___ Information shown ___

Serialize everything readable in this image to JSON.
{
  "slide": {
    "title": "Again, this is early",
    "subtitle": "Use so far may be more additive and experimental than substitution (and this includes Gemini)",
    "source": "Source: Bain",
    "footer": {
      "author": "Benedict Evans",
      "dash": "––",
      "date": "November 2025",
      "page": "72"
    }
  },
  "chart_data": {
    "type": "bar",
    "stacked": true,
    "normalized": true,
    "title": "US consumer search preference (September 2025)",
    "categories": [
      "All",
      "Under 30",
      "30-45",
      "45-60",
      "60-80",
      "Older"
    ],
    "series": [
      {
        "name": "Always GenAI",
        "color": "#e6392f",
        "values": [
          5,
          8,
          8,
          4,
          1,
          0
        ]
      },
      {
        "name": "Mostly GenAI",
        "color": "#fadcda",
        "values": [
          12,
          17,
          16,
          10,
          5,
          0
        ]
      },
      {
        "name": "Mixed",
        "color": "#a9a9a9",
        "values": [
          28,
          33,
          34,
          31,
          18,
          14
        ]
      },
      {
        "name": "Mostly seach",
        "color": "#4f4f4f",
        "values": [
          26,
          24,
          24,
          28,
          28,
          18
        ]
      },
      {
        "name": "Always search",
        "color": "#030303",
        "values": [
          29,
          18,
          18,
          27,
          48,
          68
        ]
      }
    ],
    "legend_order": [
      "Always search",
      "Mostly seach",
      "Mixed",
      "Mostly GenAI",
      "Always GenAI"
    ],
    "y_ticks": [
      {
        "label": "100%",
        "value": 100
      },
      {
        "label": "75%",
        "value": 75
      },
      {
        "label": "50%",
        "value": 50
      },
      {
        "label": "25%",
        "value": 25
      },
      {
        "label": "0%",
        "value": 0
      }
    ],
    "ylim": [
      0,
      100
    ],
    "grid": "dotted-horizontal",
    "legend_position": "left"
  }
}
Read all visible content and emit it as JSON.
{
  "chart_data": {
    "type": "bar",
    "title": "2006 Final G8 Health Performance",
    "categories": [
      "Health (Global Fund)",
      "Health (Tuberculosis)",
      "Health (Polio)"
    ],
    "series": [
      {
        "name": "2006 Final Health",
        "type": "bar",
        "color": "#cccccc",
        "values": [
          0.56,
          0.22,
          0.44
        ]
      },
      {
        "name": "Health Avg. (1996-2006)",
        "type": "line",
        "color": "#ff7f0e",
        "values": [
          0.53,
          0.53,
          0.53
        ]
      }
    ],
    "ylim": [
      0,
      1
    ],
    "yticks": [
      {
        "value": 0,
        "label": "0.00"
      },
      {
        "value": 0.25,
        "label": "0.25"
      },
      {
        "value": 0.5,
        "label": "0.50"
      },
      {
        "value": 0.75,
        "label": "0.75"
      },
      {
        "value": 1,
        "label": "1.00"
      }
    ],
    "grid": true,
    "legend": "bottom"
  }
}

___

§ Exercise details
Find every line in the records above that contains the word "name", and copy each one.

§ Worked answer
        "name": "Always GenAI",
        "name": "Mostly GenAI",
        "name": "Mixed",
        "name": "Mostly seach",
        "name": "Always search",
        "name": "2006 Final Health",
        "name": "Health Avg. (1996-2006)",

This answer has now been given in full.